Scan the listing below and copy every line holding "They".

Record extracts:
+-------+

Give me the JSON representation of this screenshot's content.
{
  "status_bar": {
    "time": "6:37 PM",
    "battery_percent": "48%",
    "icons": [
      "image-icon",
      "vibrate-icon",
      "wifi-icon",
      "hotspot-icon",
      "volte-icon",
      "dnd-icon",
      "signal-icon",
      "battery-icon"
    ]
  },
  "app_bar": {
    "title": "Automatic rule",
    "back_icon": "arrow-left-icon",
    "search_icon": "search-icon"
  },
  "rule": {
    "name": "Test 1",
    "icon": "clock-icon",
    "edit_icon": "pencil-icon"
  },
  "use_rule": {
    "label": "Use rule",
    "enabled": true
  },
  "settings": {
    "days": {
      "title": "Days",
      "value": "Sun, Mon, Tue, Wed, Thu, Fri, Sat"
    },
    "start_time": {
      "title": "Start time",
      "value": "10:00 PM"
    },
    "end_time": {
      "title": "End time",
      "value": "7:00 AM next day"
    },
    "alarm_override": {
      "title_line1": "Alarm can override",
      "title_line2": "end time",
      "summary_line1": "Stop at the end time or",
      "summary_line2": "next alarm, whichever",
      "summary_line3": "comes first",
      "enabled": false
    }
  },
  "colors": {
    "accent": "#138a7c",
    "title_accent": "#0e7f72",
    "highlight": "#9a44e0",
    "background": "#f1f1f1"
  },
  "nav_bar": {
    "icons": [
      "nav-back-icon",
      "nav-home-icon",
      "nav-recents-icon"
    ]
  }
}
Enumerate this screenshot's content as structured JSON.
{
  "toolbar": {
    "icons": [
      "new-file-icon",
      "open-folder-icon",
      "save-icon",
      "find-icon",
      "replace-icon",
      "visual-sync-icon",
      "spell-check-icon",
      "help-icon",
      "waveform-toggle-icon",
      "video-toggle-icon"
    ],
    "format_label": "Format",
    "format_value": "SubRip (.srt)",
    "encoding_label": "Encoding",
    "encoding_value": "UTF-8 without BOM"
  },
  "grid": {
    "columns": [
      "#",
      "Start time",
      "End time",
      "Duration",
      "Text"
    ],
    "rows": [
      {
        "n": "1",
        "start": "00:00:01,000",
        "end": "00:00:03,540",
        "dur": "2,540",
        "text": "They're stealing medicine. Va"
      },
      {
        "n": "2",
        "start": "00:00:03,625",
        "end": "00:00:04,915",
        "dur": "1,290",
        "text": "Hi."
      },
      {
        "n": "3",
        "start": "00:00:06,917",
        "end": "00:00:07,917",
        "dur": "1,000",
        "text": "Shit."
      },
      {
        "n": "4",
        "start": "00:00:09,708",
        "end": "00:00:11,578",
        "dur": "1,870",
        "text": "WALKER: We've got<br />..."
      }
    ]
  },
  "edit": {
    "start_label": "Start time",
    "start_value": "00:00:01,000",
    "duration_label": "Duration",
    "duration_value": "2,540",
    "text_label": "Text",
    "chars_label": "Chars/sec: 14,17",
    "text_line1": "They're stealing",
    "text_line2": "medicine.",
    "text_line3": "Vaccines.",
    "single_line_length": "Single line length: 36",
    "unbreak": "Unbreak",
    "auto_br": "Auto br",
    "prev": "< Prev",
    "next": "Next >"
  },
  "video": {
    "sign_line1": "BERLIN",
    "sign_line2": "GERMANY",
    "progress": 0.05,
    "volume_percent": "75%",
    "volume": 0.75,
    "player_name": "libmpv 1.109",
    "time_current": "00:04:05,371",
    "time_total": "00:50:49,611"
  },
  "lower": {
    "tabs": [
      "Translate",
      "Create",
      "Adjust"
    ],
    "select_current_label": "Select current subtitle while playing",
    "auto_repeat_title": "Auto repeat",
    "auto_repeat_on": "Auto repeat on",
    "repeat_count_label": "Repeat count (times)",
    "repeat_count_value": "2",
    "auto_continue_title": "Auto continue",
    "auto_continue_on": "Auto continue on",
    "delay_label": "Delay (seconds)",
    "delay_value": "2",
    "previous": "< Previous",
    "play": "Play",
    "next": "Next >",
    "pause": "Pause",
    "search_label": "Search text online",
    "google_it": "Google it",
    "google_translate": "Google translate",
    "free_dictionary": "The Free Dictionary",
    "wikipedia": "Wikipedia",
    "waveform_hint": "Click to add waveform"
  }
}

+-------+

Correct answer:
        "text": "They're stealing medicine. Va"
    "text_line1": "They're stealing",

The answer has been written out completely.